=== Source extract ===
****************************************

This post explains how to make parameterized queries with PySpark and when this is a good design pattern for your code.
Parameters are helpful for making your Spark code easier to reuse and test. They also encourage good coding practices. This post will demonstrate the two different ways to parameterize PySpark queries:
Let's look at how to use both types of PySpark parameterized queries and explore why the built-in functionality is better than other alternatives.
Benefits of parameterized queries
Parameterized queries encourage the "don't repeat yourself" (DRY) pattern, make unit testing easier, and make SQL easier-to-reuse. They also prevent SQL injection attacks, which can pose security vulnerabilities.
It can be tempting to copy and paste large chunks of SQL when writing similar queries. Parameterized queries encourage abstracting patterns and writing code with the DRY pattern.
Parameterized queries are also easier to test. You can parameterize a query so it is easy to run on production and test datasets.
On the other hand, manually parameterizing SQL queries with Python f-strings is a poor alternative. Consider the following disadvantages:
- Python f-strings do not protect against SQL injection attacks.
- Python f-strings do not understand Python native objects such as DataFrames, columns, and special characters.

****************************************

=== Material provided ===

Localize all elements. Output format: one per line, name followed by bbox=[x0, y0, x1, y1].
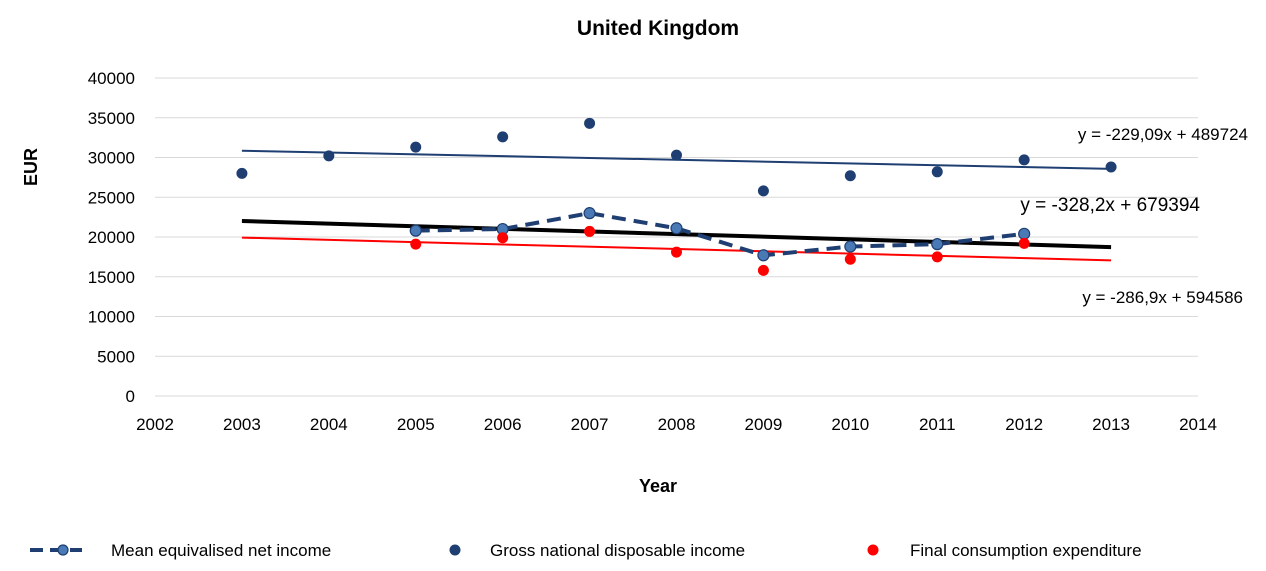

****************************************

=== What is needed ===
Continue the text on PySpark parameterized queries from the point where it stops.

=== Exercise answer ===
Let's look at how to parameterize queries with parameter markers, which protect your code from SQL injection vulnerabilities, and support automatic type conversion of common PySpark instances in string format.
Parameterized queries with PySpark custom string formatting
Suppose you have the following data table called h20_1e9
with nine columns:
+-----+-----+------------+---+---+-----+---+---+---------+
| id1| id2| id3|id4|id5| id6| v1| v2| v3|
+-----+-----+------------+---+---+-----+---+---+---------+
|id008|id052|id0000073659| 84| 89|82005| 5| 11|64.785802|
|id079|id037|id0000041462| 4| 35|28153| 1| 1|28.732545|
|id098|id031|id0000027269| 27| 38|13508| 5| 2|59.867875|
+-----+-----+------------+---+---+-----+---+---+---------+
You would like to parameterize the following SQL query:
SELECT id1, SUM(v1) AS v1
FROM h20_1e9
WHERE id1 = "id089"
GROUP BY id1
You'd like to make it easy to run this query with different values of id1
. Here's how to parameterize and run the query with different id1
values.
query = """SELECT id1, SUM(v1) AS v1
FROM h20_1e9
WHERE id1 = {id1_val}
GROUP BY id1"""
spark.sql(query, id1_val="id016").show()
+-----+------+
| id1| v1|
+-----+------+
|id016|298268|
+-----+------+
Now rerun the query with another argument:
spark.sql(query, id1_val="id018").show()
+-----+------+
| id1| v1|
+-----+------+
|id089|300446|
+-----+------+
The PySpark string formatter also lets you execute SQL queries directly on a DataFrame without explicitly defining temporary views.
Suppose you have the following DataFrame called person_df
:
+---------+--------+
|firstname| country|
+---------+--------+
| frank| usa|
| sourav| india|
| rahul| india|
| sim|buglaria|
+---------+--------+
Here's how to query the DataFrame with SQL.
spark.sql(
"select country, count(*) as num_ppl from {person_df} group by country",
person_df=person_df,
).show()
+--------+-------+
| country|num_ppl|
+--------+-------+
| usa| 1|
| india| 2|
|bulgaria| 1|
+--------+-------+
Running queries on a DataFrame using SQL syntax without having to manually register a temporary view is very nice!
Let's now see how to parameterize queries with arguments in parameter markers.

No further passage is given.